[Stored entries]
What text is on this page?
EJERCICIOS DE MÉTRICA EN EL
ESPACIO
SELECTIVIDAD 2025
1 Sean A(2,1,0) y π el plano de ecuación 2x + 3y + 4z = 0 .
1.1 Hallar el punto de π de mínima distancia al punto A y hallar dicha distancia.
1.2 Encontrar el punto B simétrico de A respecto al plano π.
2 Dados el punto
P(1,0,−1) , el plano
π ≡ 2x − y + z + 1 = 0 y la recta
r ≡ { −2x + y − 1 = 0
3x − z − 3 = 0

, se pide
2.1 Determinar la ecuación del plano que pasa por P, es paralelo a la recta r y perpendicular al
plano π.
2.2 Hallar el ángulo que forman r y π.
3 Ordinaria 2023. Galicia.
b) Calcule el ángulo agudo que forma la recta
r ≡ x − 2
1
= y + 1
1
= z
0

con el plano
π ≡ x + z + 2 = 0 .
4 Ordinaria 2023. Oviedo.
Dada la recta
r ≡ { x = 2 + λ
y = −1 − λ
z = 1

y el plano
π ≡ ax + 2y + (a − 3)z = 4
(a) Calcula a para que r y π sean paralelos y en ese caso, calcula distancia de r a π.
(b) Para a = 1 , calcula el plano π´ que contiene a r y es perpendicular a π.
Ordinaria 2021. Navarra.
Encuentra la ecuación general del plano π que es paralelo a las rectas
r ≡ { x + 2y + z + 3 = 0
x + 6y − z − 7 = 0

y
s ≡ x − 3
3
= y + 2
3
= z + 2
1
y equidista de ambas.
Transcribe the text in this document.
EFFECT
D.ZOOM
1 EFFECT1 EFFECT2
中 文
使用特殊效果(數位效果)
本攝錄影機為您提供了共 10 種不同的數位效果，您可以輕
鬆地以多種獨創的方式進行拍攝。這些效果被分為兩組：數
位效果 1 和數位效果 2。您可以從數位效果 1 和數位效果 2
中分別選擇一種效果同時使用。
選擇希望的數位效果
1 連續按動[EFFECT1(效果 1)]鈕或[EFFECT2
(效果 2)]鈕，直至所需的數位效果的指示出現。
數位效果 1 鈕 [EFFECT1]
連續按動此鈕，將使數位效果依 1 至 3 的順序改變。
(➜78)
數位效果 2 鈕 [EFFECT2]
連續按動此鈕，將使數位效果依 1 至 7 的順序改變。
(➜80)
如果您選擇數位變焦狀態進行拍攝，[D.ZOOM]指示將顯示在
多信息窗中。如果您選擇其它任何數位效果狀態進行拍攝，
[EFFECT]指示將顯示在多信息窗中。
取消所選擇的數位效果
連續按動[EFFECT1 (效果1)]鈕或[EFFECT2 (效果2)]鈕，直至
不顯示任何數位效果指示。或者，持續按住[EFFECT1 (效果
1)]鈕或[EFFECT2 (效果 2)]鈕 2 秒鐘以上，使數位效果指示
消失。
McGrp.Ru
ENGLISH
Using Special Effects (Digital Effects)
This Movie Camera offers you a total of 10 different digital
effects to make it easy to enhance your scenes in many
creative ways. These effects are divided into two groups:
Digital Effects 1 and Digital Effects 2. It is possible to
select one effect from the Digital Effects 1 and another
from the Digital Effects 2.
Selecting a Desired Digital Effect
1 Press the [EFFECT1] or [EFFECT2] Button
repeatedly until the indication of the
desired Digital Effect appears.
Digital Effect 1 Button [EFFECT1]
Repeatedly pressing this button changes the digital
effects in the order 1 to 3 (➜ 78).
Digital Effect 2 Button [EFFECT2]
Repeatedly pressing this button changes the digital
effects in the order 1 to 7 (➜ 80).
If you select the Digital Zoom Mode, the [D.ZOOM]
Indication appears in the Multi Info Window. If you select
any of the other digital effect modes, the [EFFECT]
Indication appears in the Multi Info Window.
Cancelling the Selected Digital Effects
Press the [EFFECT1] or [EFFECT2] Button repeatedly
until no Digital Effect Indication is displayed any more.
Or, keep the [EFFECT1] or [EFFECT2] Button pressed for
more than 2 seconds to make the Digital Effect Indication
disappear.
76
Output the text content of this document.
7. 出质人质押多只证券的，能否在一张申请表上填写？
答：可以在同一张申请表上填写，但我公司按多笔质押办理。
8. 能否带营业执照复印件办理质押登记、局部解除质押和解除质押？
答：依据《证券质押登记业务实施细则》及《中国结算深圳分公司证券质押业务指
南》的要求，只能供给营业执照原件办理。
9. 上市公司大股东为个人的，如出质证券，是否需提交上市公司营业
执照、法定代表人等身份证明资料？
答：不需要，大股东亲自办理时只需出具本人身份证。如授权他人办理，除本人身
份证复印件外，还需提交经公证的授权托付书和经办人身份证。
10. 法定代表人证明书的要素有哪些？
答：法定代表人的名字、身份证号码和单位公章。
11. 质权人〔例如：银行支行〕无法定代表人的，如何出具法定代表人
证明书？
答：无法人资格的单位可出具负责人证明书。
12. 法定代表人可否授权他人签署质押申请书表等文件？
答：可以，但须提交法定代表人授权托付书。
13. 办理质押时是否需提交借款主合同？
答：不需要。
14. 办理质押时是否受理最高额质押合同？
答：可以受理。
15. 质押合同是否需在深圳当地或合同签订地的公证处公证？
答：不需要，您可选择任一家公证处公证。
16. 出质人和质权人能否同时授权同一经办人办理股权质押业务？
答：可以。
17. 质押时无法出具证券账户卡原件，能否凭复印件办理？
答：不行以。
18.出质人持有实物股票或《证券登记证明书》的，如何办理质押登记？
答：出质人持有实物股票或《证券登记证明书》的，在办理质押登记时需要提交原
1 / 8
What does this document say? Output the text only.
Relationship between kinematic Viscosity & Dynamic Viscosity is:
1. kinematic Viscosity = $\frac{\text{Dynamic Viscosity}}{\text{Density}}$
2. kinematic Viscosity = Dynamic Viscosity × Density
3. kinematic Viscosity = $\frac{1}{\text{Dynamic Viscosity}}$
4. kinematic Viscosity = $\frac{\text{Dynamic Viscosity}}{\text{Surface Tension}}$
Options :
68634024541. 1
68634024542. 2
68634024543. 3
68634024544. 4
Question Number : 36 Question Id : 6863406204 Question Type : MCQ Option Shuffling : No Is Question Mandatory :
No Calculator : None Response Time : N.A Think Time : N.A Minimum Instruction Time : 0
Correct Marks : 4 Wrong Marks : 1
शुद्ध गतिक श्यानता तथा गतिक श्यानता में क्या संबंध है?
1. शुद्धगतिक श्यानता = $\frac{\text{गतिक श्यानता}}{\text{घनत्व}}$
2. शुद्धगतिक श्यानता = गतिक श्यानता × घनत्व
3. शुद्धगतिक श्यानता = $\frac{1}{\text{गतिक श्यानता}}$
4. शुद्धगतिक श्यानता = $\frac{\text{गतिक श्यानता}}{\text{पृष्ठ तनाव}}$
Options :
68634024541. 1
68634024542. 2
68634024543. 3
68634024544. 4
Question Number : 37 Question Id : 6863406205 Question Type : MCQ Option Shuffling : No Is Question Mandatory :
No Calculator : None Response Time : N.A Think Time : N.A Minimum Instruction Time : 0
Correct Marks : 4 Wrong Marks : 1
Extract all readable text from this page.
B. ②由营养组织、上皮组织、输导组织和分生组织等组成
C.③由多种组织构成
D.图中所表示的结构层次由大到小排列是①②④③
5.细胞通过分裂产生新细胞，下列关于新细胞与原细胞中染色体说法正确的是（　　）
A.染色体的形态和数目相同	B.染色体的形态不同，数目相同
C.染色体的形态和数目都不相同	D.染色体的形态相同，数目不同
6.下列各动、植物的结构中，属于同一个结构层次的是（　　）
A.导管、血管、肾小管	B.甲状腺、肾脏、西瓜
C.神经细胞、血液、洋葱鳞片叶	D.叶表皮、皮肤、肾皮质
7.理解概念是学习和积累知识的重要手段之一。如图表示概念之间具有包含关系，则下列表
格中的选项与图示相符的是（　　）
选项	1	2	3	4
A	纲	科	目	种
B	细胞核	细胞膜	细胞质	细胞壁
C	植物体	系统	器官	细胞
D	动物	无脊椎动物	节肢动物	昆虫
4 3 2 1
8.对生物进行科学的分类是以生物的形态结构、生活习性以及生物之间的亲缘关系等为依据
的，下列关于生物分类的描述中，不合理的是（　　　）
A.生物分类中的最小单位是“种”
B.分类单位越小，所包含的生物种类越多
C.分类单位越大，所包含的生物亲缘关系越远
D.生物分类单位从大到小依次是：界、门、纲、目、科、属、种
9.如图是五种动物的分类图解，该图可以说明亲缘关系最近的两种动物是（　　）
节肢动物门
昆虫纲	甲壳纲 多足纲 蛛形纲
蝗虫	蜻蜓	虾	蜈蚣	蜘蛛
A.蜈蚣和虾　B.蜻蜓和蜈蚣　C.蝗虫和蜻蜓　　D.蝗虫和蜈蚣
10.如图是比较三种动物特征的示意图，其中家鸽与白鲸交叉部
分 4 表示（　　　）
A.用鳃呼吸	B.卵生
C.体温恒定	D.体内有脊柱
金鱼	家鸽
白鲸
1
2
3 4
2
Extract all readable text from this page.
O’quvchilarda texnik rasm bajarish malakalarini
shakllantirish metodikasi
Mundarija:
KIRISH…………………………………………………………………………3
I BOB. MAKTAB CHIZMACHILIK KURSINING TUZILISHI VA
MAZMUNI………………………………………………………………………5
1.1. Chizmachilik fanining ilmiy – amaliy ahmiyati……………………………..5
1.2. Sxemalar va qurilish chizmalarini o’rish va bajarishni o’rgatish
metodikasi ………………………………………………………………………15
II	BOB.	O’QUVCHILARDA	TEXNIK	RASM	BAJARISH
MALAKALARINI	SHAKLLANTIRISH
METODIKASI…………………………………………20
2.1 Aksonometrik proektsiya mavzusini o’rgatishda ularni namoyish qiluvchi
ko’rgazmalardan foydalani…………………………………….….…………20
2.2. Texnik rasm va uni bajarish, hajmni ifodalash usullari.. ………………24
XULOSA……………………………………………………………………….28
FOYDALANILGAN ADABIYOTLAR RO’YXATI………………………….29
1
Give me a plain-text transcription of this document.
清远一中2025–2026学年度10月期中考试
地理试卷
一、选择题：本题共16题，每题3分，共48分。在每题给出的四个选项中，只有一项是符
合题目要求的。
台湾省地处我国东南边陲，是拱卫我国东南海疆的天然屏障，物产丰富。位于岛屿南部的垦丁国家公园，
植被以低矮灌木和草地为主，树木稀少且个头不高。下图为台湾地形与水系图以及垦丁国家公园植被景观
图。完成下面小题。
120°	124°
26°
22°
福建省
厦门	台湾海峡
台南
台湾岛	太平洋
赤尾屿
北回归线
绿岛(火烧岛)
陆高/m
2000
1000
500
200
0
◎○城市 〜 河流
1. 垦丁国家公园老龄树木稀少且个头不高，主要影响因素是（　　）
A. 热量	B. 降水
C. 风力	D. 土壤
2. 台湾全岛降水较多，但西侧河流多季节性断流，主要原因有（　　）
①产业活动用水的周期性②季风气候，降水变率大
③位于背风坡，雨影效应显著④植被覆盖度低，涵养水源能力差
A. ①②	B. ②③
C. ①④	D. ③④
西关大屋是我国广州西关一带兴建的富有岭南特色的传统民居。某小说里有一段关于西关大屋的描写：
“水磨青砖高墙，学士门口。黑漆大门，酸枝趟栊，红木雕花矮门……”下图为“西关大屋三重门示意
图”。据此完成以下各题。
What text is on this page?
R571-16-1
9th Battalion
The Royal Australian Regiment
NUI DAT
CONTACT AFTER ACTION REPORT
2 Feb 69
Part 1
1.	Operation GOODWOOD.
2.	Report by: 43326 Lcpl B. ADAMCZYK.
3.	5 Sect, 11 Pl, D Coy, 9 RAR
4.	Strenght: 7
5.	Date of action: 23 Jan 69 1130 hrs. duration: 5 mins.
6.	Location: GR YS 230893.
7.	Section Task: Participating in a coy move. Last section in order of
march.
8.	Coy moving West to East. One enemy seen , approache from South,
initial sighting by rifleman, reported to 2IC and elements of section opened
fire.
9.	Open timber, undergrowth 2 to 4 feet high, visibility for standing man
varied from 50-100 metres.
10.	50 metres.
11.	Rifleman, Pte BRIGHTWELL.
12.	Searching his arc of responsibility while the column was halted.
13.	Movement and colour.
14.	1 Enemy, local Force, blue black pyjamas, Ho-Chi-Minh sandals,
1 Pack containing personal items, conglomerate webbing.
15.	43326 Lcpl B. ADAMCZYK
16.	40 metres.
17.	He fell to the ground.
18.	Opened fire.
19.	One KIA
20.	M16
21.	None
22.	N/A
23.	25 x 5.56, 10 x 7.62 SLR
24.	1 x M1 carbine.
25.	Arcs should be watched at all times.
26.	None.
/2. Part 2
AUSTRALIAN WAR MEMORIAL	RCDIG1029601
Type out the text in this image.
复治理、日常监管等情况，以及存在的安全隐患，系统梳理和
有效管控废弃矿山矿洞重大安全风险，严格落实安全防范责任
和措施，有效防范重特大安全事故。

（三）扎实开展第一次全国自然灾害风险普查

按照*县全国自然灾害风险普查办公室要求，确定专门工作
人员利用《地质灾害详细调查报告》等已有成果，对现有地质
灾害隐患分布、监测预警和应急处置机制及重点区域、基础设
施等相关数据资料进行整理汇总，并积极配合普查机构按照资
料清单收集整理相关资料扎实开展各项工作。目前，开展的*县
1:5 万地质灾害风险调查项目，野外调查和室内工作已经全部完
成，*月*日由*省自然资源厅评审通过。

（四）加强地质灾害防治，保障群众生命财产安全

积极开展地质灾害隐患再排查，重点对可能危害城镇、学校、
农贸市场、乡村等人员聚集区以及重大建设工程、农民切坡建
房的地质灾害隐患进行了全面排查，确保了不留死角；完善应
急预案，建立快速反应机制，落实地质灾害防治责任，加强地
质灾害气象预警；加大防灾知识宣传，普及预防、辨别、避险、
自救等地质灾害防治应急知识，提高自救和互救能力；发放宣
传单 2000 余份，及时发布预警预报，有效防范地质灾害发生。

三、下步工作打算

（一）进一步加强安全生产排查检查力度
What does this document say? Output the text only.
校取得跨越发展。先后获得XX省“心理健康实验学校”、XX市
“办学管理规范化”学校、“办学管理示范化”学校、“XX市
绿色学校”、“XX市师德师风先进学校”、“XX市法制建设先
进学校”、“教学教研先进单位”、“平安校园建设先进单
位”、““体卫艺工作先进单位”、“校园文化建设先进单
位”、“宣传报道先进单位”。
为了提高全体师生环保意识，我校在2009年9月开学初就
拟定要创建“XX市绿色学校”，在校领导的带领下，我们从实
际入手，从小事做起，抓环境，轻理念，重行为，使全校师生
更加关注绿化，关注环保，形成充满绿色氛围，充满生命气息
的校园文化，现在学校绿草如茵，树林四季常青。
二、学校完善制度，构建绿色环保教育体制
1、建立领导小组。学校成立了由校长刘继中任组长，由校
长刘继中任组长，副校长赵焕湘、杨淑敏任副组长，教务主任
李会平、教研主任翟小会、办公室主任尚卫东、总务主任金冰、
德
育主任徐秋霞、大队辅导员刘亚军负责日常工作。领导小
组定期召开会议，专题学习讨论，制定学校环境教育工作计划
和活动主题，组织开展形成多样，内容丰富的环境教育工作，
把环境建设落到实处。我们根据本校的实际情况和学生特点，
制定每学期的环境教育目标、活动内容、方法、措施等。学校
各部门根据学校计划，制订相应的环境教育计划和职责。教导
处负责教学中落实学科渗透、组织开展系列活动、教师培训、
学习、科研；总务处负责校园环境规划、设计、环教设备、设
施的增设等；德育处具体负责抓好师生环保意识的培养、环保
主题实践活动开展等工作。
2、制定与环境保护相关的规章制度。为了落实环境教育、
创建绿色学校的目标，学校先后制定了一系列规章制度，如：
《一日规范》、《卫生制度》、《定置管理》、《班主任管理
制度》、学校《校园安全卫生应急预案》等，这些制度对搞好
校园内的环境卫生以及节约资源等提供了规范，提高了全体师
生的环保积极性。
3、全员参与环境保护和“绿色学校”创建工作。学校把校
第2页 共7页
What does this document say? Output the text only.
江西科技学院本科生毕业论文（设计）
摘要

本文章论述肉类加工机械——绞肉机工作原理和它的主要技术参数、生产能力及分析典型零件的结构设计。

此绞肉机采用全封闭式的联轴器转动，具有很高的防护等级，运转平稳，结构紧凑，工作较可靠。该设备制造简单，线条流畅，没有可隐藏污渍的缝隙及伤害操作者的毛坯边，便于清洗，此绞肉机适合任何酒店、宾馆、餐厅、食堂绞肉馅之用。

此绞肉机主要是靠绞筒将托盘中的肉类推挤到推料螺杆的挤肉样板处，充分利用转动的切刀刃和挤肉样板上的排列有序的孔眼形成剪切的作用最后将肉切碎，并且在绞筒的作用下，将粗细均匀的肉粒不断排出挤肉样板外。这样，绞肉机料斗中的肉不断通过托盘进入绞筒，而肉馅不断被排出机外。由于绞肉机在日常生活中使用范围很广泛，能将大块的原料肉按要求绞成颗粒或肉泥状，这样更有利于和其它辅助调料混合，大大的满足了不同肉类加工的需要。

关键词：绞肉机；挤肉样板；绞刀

=== TO BE DONE ===
Copy every line of the listing that contains the word "Multi".

=== EXERCISE RESPONSE ===
Indication appears in the Multi Info Window. If you select
Indication appears in the Multi Info Window.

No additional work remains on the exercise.